# Materials provided start

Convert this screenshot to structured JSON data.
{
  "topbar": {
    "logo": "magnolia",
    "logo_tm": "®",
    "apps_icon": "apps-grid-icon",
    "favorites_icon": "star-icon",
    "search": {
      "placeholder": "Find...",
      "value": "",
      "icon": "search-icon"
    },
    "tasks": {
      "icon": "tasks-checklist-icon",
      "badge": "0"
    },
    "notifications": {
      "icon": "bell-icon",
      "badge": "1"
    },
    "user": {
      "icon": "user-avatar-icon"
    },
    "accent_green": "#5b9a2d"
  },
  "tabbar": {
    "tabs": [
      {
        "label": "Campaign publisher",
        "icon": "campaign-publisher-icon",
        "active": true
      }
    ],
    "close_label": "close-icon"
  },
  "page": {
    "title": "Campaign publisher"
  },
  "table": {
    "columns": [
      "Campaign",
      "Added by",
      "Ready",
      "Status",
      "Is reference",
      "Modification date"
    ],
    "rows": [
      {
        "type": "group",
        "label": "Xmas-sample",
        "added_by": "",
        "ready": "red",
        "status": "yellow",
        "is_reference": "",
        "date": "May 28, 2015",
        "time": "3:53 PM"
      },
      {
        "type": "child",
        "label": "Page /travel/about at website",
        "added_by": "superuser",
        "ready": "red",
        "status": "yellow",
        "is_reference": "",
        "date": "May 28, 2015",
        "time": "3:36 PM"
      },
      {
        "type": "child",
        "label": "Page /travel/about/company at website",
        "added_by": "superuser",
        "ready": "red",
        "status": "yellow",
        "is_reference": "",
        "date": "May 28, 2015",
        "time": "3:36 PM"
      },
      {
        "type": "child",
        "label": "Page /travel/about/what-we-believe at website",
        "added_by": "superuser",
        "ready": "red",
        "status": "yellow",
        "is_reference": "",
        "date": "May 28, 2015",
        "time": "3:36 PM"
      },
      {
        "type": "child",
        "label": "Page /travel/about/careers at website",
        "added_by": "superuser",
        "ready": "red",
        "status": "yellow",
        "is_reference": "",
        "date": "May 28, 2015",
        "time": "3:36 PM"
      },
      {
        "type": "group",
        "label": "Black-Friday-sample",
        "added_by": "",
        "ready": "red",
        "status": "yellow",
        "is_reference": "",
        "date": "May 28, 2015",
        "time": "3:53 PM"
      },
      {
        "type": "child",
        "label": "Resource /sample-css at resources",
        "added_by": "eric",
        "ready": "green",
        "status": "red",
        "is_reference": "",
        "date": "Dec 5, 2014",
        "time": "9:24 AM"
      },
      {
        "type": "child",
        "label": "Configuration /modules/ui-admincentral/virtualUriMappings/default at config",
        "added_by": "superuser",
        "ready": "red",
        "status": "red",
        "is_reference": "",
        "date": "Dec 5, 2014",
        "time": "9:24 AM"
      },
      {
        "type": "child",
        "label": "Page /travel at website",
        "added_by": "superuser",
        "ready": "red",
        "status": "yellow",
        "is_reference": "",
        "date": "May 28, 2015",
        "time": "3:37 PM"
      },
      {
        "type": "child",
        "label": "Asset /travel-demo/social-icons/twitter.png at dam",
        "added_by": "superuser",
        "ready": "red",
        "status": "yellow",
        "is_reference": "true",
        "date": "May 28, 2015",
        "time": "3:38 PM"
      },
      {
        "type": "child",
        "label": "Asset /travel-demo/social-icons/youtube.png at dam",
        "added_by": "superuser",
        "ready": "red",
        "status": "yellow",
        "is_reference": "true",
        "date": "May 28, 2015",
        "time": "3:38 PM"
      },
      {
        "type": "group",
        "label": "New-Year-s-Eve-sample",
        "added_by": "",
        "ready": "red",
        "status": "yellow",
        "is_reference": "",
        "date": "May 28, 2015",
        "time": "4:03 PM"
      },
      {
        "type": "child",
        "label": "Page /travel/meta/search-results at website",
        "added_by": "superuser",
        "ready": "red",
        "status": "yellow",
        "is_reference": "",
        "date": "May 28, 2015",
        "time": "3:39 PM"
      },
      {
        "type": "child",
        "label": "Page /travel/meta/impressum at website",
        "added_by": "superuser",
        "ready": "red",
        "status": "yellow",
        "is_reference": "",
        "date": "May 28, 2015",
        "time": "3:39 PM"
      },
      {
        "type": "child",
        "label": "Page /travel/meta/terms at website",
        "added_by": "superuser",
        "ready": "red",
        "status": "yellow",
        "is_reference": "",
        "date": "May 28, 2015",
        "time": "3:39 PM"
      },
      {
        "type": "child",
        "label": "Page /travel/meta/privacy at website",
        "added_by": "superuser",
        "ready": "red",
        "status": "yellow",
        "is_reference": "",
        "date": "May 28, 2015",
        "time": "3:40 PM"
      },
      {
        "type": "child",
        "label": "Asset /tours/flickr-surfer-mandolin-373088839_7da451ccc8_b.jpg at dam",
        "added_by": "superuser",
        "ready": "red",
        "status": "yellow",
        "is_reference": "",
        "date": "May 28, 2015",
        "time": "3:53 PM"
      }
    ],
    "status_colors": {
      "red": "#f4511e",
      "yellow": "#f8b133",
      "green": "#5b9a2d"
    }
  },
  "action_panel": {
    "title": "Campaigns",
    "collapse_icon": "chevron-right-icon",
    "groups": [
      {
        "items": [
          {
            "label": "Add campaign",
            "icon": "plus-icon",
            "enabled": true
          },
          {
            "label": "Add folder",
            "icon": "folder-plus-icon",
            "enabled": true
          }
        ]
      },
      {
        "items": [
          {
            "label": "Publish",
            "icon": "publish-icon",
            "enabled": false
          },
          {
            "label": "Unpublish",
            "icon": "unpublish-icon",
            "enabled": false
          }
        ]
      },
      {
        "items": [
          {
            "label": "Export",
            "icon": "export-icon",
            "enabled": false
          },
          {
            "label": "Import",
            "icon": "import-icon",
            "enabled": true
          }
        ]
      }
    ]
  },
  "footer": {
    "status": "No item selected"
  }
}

# Materials provided end

*Task requirements:*
Please set down each line of the records exactly as given.

*Exercise result:*
Convert this screenshot to structured JSON data.
{
  "topbar": {
    "logo": "magnolia",
    "logo_tm": "®",
    "apps_icon": "apps-grid-icon",
    "favorites_icon": "star-icon",
    "search": {
      "placeholder": "Find...",
      "value": "",
      "icon": "search-icon"
    },
    "tasks": {
      "icon": "tasks-checklist-icon",
      "badge": "0"
    },
    "notifications": {
      "icon": "bell-icon",
      "badge": "1"
    },
    "user": {
      "icon": "user-avatar-icon"
    },
    "accent_green": "#5b9a2d"
  },
  "tabbar": {
    "tabs": [
      {
        "label": "Campaign publisher",
        "icon": "campaign-publisher-icon",
        "active": true
      }
    ],
    "close_label": "close-icon"
  },
  "page": {
    "title": "Campaign publisher"
  },
  "table": {
    "columns": [
      "Campaign",
      "Added by",
      "Ready",
      "Status",
      "Is reference",
      "Modification date"
    ],
    "rows": [
      {
        "type": "group",
        "label": "Xmas-sample",
        "added_by": "",
        "ready": "red",
        "status": "yellow",
        "is_reference": "",
        "date": "May 28, 2015",
        "time": "3:53 PM"
      },
      {
        "type": "child",
        "label": "Page /travel/about at website",
        "added_by": "superuser",
        "ready": "red",
        "status": "yellow",
        "is_reference": "",
        "date": "May 28, 2015",
        "time": "3:36 PM"
      },
      {
        "type": "child",
        "label": "Page /travel/about/company at website",
        "added_by": "superuser",
        "ready": "red",
        "status": "yellow",
        "is_reference": "",
        "date": "May 28, 2015",
        "time": "3:36 PM"
      },
      {
        "type": "child",
        "label": "Page /travel/about/what-we-believe at website",
        "added_by": "superuser",
        "ready": "red",
        "status": "yellow",
        "is_reference": "",
        "date": "May 28, 2015",
        "time": "3:36 PM"
      },
      {
        "type": "child",
        "label": "Page /travel/about/careers at website",
        "added_by": "superuser",
        "ready": "red",
        "status": "yellow",
        "is_reference": "",
        "date": "May 28, 2015",
        "time": "3:36 PM"
      },
      {
        "type": "group",
        "label": "Black-Friday-sample",
        "added_by": "",
        "ready": "red",
        "status": "yellow",
        "is_reference": "",
        "date": "May 28, 2015",
        "time": "3:53 PM"
      },
      {
        "type": "child",
        "label": "Resource /sample-css at resources",
        "added_by": "eric",
        "ready": "green",
        "status": "red",
        "is_reference": "",
        "date": "Dec 5, 2014",
        "time": "9:24 AM"
      },
      {
        "type": "child",
        "label": "Configuration /modules/ui-admincentral/virtualUriMappings/default at config",
        "added_by": "superuser",
        "ready": "red",
        "status": "red",
        "is_reference": "",
        "date": "Dec 5, 2014",
        "time": "9:24 AM"
      },
      {
        "type": "child",
        "label": "Page /travel at website",
        "added_by": "superuser",
        "ready": "red",
        "status": "yellow",
        "is_reference": "",
        "date": "May 28, 2015",
        "time": "3:37 PM"
      },
      {
        "type": "child",
        "label": "Asset /travel-demo/social-icons/twitter.png at dam",
        "added_by": "superuser",
        "ready": "red",
        "status": "yellow",
        "is_reference": "true",
        "date": "May 28, 2015",
        "time": "3:38 PM"
      },
      {
        "type": "child",
        "label": "Asset /travel-demo/social-icons/youtube.png at dam",
        "added_by": "superuser",
        "ready": "red",
        "status": "yellow",
        "is_reference": "true",
        "date": "May 28, 2015",
        "time": "3:38 PM"
      },
      {
        "type": "group",
        "label": "New-Year-s-Eve-sample",
        "added_by": "",
        "ready": "red",
        "status": "yellow",
        "is_reference": "",
        "date": "May 28, 2015",
        "time": "4:03 PM"
      },
      {
        "type": "child",
        "label": "Page /travel/meta/search-results at website",
        "added_by": "superuser",
        "ready": "red",
        "status": "yellow",
        "is_reference": "",
        "date": "May 28, 2015",
        "time": "3:39 PM"
      },
      {
        "type": "child",
        "label": "Page /travel/meta/impressum at website",
        "added_by": "superuser",
        "ready": "red",
        "status": "yellow",
        "is_reference": "",
        "date": "May 28, 2015",
        "time": "3:39 PM"
      },
      {
        "type": "child",
        "label": "Page /travel/meta/terms at website",
        "added_by": "superuser",
        "ready": "red",
        "status": "yellow",
        "is_reference": "",
        "date": "May 28, 2015",
        "time": "3:39 PM"
      },
      {
        "type": "child",
        "label": "Page /travel/meta/privacy at website",
        "added_by": "superuser",
        "ready": "red",
        "status": "yellow",
        "is_reference": "",
        "date": "May 28, 2015",
        "time": "3:40 PM"
      },
      {
        "type": "child",
        "label": "Asset /tours/flickr-surfer-mandolin-373088839_7da451ccc8_b.jpg at dam",
        "added_by": "superuser",
        "ready": "red",
        "status": "yellow",
        "is_reference": "",
        "date": "May 28, 2015",
        "time": "3:53 PM"
      }
    ],
    "status_colors": {
      "red": "#f4511e",
      "yellow": "#f8b133",
      "green": "#5b9a2d"
    }
  },
  "action_panel": {
    "title": "Campaigns",
    "collapse_icon": "chevron-right-icon",
    "groups": [
      {
        "items": [
          {
            "label": "Add campaign",
            "icon": "plus-icon",
            "enabled": true
          },
          {
            "label": "Add folder",
            "icon": "folder-plus-icon",
            "enabled": true
          }
        ]
      },
      {
        "items": [
          {
            "label": "Publish",
            "icon": "publish-icon",
            "enabled": false
          },
          {
            "label": "Unpublish",
            "icon": "unpublish-icon",
            "enabled": false
          }
        ]
      },
      {
        "items": [
          {
            "label": "Export",
            "icon": "export-icon",
            "enabled": false
          },
          {
            "label": "Import",
            "icon": "import-icon",
            "enabled": true
          }
        ]
      }
    ]
  },
  "footer": {
    "status": "No item selected"
  }
}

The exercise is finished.